[Extracted data entries]
_ _ _ _ _
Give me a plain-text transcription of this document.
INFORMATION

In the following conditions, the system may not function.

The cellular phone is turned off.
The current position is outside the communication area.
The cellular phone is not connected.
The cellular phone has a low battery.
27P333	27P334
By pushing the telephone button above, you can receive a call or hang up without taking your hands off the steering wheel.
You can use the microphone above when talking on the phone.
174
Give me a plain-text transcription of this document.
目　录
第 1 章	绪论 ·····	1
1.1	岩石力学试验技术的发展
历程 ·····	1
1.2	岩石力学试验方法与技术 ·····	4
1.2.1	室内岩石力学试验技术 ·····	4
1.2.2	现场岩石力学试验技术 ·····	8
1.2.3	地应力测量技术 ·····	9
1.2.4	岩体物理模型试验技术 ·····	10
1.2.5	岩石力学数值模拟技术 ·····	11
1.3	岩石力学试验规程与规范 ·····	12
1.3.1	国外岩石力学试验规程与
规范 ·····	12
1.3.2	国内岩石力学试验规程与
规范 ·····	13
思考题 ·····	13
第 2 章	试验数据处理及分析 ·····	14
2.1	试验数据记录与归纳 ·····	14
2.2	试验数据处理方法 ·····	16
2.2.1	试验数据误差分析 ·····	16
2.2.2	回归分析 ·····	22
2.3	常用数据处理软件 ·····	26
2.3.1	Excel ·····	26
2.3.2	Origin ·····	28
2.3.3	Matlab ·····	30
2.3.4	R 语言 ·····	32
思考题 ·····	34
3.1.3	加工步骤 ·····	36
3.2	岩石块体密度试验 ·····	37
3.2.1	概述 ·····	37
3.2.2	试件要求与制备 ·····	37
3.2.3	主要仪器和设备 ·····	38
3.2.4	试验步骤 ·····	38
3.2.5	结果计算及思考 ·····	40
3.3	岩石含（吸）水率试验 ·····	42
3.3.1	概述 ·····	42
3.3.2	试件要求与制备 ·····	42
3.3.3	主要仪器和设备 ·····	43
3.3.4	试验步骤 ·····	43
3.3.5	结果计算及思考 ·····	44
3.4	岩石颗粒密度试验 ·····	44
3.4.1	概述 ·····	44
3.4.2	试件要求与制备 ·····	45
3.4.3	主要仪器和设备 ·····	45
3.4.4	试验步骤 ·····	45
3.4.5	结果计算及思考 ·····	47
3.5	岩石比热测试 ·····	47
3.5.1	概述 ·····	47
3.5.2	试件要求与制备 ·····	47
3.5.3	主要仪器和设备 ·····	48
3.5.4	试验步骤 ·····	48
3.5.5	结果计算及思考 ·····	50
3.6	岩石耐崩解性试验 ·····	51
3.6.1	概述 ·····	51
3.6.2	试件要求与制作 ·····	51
_ _ _ _ _
*Problem*
Find the string "结果计算及思考" in the entries above and return each line that holds it.

*Solution for this problem*
3.2.5	结果计算及思考 ·····	40
3.3.5	结果计算及思考 ·····	44
3.4.5	结果计算及思考 ·····	47
3.5.5	结果计算及思考 ·····	50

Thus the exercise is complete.